Given instruction
Extract every line that contains the word "педагогического".

Material shown
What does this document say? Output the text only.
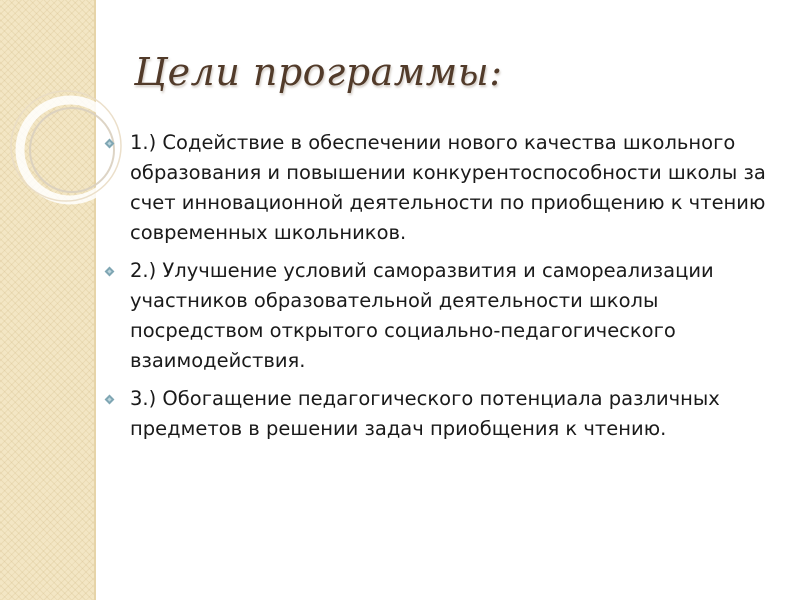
Цели программы:
1.) Содействие в обеспечении нового качества школьного образования и повышении конкурентоспособности школы за счет инновационной деятельности по приобщению к чтению современных школьников.
2.) Улучшение условий саморазвития и самореализации участников образовательной деятельности школы посредством открытого социально-педагогического взаимодействия.
3.) Обогащение педагогического потенциала различных предметов в решении задач приобщения к чтению.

Task answer
2.) Улучшение условий саморазвития и самореализации участников образовательной деятельности школы посредством открытого социально-педагогического взаимодействия.
3.) Обогащение педагогического потенциала различных предметов в решении задач приобщения к чтению.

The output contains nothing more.